── Task input
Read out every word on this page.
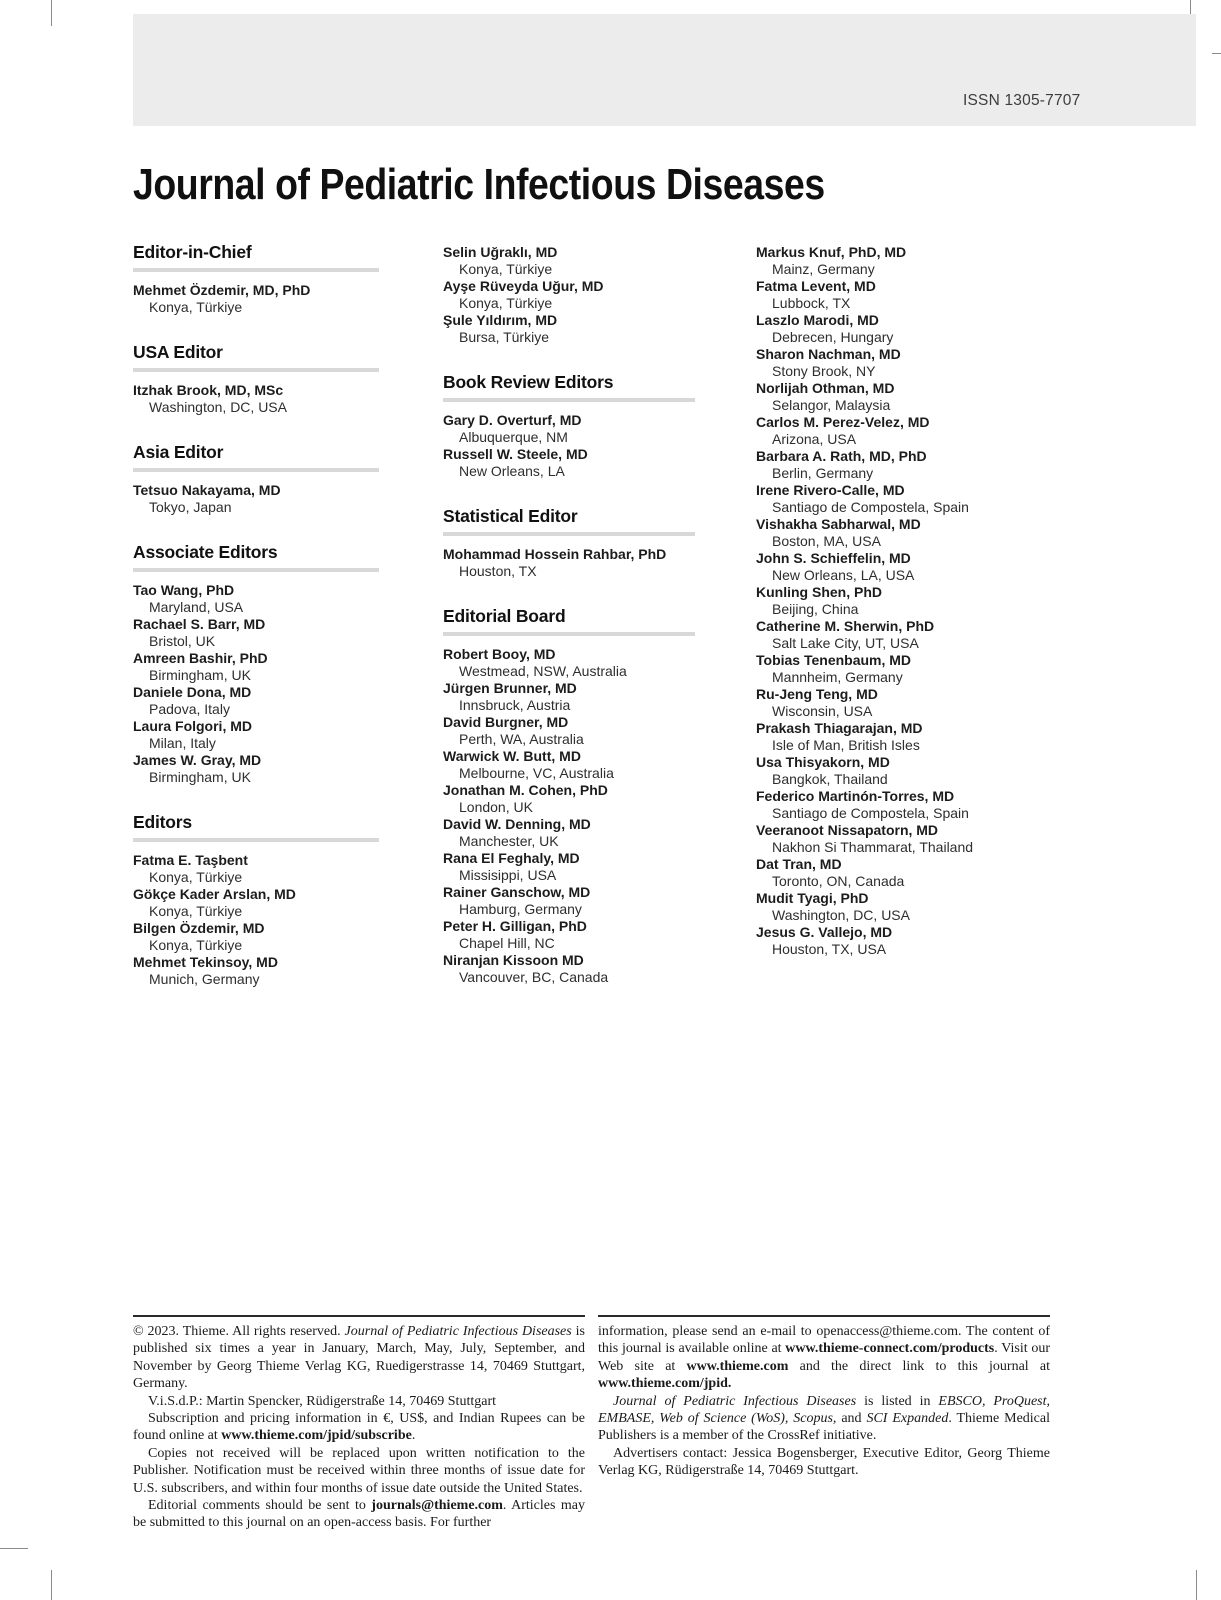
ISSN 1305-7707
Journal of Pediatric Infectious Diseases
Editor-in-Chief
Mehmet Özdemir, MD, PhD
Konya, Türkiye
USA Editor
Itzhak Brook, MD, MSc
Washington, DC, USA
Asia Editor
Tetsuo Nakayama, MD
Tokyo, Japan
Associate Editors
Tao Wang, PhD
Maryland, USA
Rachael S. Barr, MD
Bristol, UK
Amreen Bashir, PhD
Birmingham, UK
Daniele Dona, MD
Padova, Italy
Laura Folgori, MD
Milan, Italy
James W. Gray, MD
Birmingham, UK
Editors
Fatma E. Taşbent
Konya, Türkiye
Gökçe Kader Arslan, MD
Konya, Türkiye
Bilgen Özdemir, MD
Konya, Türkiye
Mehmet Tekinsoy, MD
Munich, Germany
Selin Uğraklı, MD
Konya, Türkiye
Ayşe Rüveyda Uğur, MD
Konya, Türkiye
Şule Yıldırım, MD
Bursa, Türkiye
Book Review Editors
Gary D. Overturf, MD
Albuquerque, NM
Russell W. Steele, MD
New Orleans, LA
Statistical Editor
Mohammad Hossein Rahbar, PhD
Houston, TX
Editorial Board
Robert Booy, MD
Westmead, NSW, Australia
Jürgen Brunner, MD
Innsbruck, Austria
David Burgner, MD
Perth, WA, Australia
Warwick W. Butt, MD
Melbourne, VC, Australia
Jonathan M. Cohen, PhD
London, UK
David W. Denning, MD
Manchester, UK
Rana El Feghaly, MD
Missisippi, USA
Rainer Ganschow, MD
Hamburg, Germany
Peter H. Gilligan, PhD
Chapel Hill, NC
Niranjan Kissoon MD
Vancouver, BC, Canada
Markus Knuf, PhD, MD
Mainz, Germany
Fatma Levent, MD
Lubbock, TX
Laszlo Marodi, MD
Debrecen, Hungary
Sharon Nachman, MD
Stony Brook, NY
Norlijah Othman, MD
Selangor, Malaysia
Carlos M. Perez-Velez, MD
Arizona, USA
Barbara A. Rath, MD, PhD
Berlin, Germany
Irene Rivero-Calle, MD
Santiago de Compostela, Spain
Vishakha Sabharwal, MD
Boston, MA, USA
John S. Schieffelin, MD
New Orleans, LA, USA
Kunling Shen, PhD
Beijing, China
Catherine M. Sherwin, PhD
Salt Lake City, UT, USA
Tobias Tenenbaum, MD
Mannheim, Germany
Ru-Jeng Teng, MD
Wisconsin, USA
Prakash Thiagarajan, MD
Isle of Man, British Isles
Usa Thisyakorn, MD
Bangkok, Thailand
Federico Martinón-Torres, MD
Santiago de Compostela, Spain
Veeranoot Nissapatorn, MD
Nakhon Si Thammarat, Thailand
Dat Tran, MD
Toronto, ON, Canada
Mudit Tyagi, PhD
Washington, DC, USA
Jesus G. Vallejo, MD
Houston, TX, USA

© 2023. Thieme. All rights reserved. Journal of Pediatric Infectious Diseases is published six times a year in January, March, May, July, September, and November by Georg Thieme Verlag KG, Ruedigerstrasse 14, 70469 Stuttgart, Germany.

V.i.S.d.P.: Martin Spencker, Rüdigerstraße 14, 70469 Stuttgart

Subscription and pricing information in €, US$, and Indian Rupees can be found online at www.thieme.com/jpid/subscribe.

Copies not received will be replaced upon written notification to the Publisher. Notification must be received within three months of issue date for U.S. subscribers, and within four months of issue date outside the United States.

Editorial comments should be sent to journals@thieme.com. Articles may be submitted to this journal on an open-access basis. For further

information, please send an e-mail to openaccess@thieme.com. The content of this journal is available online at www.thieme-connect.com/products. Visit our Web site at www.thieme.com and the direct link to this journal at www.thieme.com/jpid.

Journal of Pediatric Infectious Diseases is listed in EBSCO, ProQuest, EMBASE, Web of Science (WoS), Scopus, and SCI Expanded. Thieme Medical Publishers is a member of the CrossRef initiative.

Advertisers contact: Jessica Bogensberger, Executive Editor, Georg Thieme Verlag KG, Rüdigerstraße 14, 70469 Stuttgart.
────
**Stated problem:**
Repeat the material above word for word and skip every image in it.

**Exercise result:**
Read out every word on this page.
ISSN 1305-7707
Journal of Pediatric Infectious Diseases
Editor-in-Chief
Mehmet Özdemir, MD, PhD
Konya, Türkiye
USA Editor
Itzhak Brook, MD, MSc
Washington, DC, USA
Asia Editor
Tetsuo Nakayama, MD
Tokyo, Japan
Associate Editors
Tao Wang, PhD
Maryland, USA
Rachael S. Barr, MD
Bristol, UK
Amreen Bashir, PhD
Birmingham, UK
Daniele Dona, MD
Padova, Italy
Laura Folgori, MD
Milan, Italy
James W. Gray, MD
Birmingham, UK
Editors
Fatma E. Taşbent
Konya, Türkiye
Gökçe Kader Arslan, MD
Konya, Türkiye
Bilgen Özdemir, MD
Konya, Türkiye
Mehmet Tekinsoy, MD
Munich, Germany
Selin Uğraklı, MD
Konya, Türkiye
Ayşe Rüveyda Uğur, MD
Konya, Türkiye
Şule Yıldırım, MD
Bursa, Türkiye
Book Review Editors
Gary D. Overturf, MD
Albuquerque, NM
Russell W. Steele, MD
New Orleans, LA
Statistical Editor
Mohammad Hossein Rahbar, PhD
Houston, TX
Editorial Board
Robert Booy, MD
Westmead, NSW, Australia
Jürgen Brunner, MD
Innsbruck, Austria
David Burgner, MD
Perth, WA, Australia
Warwick W. Butt, MD
Melbourne, VC, Australia
Jonathan M. Cohen, PhD
London, UK
David W. Denning, MD
Manchester, UK
Rana El Feghaly, MD
Missisippi, USA
Rainer Ganschow, MD
Hamburg, Germany
Peter H. Gilligan, PhD
Chapel Hill, NC
Niranjan Kissoon MD
Vancouver, BC, Canada
Markus Knuf, PhD, MD
Mainz, Germany
Fatma Levent, MD
Lubbock, TX
Laszlo Marodi, MD
Debrecen, Hungary
Sharon Nachman, MD
Stony Brook, NY
Norlijah Othman, MD
Selangor, Malaysia
Carlos M. Perez-Velez, MD
Arizona, USA
Barbara A. Rath, MD, PhD
Berlin, Germany
Irene Rivero-Calle, MD
Santiago de Compostela, Spain
Vishakha Sabharwal, MD
Boston, MA, USA
John S. Schieffelin, MD
New Orleans, LA, USA
Kunling Shen, PhD
Beijing, China
Catherine M. Sherwin, PhD
Salt Lake City, UT, USA
Tobias Tenenbaum, MD
Mannheim, Germany
Ru-Jeng Teng, MD
Wisconsin, USA
Prakash Thiagarajan, MD
Isle of Man, British Isles
Usa Thisyakorn, MD
Bangkok, Thailand
Federico Martinón-Torres, MD
Santiago de Compostela, Spain
Veeranoot Nissapatorn, MD
Nakhon Si Thammarat, Thailand
Dat Tran, MD
Toronto, ON, Canada
Mudit Tyagi, PhD
Washington, DC, USA
Jesus G. Vallejo, MD
Houston, TX, USA

© 2023. Thieme. All rights reserved. Journal of Pediatric Infectious Diseases is published six times a year in January, March, May, July, September, and November by Georg Thieme Verlag KG, Ruedigerstrasse 14, 70469 Stuttgart, Germany.

V.i.S.d.P.: Martin Spencker, Rüdigerstraße 14, 70469 Stuttgart

Subscription and pricing information in €, US$, and Indian Rupees can be found online at www.thieme.com/jpid/subscribe.

Copies not received will be replaced upon written notification to the Publisher. Notification must be received within three months of issue date for U.S. subscribers, and within four months of issue date outside the United States.

Editorial comments should be sent to journals@thieme.com. Articles may be submitted to this journal on an open-access basis. For further

information, please send an e-mail to openaccess@thieme.com. The content of this journal is available online at www.thieme-connect.com/products. Visit our Web site at www.thieme.com and the direct link to this journal at www.thieme.com/jpid.

Journal of Pediatric Infectious Diseases is listed in EBSCO, ProQuest, EMBASE, Web of Science (WoS), Scopus, and SCI Expanded. Thieme Medical Publishers is a member of the CrossRef initiative.

Advertisers contact: Jessica Bogensberger, Executive Editor, Georg Thieme Verlag KG, Rüdigerstraße 14, 70469 Stuttgart.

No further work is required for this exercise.